┌─ Records shown

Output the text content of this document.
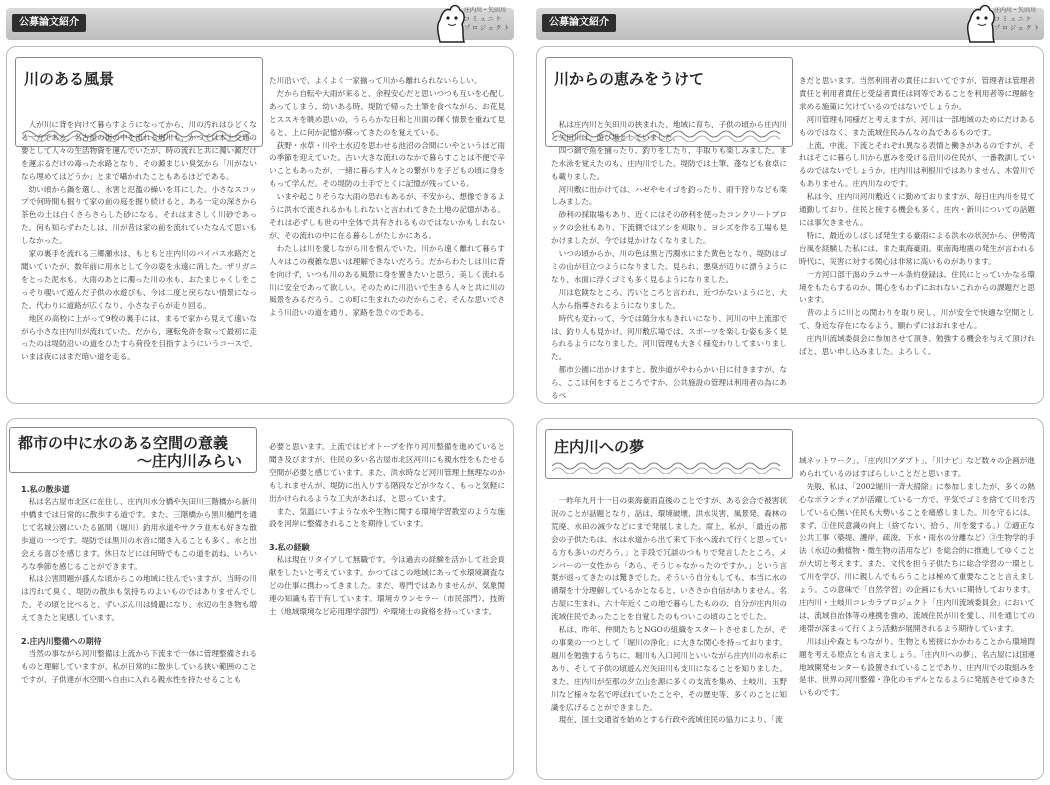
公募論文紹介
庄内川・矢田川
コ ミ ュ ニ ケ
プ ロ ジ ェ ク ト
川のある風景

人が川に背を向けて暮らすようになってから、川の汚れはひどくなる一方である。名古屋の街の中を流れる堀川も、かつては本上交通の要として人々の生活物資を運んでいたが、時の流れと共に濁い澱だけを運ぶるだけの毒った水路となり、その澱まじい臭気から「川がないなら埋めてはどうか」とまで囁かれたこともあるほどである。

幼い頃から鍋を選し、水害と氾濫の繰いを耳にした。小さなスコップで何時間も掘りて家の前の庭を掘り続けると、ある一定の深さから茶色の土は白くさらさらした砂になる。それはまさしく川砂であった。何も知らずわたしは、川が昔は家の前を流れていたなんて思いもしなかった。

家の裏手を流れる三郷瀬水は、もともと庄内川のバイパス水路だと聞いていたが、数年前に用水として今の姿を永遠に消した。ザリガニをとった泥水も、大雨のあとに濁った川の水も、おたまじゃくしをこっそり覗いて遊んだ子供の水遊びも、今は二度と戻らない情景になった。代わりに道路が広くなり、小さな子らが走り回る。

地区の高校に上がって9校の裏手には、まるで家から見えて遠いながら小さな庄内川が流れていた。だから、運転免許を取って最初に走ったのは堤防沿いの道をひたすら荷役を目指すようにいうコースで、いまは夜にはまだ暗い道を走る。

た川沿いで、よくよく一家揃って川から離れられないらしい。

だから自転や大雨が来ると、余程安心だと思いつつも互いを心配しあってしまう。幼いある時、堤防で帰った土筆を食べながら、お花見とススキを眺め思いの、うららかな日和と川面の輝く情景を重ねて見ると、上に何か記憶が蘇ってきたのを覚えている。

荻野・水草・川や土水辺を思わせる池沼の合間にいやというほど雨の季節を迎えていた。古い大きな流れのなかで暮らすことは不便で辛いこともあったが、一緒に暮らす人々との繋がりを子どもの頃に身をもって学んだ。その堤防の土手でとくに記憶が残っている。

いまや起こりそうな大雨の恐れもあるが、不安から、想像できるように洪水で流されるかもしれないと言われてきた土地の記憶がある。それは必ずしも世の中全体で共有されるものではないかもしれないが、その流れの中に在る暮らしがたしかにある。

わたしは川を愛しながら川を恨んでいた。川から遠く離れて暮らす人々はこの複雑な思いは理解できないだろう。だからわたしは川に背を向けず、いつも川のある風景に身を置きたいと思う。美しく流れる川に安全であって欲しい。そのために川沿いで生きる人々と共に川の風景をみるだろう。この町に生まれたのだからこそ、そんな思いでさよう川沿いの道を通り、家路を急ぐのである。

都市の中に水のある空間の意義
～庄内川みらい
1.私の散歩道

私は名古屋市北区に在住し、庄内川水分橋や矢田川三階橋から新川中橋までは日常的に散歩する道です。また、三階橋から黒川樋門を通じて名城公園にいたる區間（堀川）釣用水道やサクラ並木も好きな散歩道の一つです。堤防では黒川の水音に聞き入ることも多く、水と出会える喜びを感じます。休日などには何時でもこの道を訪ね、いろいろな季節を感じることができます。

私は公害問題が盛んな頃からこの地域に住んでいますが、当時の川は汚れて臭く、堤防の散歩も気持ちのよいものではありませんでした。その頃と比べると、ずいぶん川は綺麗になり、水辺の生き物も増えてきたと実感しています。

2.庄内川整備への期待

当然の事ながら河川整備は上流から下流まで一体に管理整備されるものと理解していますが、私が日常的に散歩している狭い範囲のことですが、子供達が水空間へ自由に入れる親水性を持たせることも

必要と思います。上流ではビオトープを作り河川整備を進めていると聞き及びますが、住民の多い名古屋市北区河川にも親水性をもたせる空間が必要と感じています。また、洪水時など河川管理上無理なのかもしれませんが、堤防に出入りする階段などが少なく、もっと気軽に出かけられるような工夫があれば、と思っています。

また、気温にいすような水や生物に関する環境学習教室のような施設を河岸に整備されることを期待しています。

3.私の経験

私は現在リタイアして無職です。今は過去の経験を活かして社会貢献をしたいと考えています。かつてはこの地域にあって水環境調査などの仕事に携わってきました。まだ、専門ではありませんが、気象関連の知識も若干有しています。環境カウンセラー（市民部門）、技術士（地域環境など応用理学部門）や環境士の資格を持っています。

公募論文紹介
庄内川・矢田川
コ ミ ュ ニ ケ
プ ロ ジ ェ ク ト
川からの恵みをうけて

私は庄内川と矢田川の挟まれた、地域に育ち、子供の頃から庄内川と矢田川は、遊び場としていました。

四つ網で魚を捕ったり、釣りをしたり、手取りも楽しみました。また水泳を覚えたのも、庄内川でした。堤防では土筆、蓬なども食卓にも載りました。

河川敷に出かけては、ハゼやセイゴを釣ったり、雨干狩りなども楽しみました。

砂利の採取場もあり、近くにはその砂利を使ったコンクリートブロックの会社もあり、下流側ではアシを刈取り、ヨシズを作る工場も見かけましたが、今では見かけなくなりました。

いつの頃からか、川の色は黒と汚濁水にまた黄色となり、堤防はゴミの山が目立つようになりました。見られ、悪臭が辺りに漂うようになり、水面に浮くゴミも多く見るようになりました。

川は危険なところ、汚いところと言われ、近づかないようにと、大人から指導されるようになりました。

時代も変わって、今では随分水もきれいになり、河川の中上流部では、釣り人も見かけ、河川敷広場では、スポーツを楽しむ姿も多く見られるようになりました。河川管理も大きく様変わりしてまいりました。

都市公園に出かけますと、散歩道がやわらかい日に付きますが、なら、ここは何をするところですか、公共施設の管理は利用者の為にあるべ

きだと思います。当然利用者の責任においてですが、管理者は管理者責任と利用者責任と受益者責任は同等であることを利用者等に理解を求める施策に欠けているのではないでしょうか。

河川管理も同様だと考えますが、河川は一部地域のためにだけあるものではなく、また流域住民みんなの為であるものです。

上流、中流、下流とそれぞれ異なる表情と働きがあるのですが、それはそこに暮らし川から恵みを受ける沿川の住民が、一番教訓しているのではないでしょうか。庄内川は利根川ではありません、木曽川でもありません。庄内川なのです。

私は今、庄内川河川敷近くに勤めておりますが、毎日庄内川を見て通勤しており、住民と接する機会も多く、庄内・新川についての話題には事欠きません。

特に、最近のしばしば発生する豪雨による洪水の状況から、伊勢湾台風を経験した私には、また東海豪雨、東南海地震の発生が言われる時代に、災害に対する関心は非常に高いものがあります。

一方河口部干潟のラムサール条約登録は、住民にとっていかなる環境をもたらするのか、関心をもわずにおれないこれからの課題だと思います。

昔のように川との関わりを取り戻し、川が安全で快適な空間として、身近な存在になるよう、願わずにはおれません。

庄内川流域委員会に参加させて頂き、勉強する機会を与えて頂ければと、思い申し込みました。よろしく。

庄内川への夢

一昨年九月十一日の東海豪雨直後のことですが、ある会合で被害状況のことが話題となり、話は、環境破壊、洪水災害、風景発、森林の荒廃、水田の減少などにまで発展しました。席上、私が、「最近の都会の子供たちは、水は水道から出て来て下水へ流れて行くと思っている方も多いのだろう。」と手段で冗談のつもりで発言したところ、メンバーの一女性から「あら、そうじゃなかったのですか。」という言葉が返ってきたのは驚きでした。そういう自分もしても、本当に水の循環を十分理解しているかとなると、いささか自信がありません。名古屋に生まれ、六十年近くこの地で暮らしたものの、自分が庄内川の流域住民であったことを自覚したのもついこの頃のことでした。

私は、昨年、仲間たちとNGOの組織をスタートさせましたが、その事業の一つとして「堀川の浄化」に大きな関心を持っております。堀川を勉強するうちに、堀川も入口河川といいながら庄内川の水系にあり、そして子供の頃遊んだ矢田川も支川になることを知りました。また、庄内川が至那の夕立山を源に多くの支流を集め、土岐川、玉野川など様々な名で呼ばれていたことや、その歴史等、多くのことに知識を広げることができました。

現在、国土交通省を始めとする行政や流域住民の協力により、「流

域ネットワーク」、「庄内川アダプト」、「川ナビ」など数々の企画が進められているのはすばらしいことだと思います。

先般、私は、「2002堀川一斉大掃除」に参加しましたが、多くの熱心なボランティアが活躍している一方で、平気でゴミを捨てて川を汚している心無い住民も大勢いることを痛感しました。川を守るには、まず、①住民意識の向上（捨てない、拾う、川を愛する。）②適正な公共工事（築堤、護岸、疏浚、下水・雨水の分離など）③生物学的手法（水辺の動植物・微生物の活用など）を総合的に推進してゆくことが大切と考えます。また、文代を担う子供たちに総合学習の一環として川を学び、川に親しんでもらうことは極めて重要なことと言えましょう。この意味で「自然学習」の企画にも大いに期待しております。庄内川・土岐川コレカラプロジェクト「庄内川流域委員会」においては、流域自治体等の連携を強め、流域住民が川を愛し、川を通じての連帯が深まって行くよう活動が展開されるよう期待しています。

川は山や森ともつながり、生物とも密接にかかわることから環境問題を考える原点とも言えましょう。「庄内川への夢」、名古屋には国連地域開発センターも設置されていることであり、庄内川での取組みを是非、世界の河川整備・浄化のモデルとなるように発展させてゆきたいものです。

└─

● **Exercise prompt**: Show, from the material above, each line that includes the string "庄内川への夢".

● **Solution to this task**:
庄内川への夢
川は山や森ともつながり、生物とも密接にかかわることから環境問題を考える原点とも言えましょう。「庄内川への夢」、名古屋には国連地域開発センターも設置されていることであり、庄内川での取組みを是非、世界の河川整備・浄化のモデルとなるように発展させてゆきたいものです。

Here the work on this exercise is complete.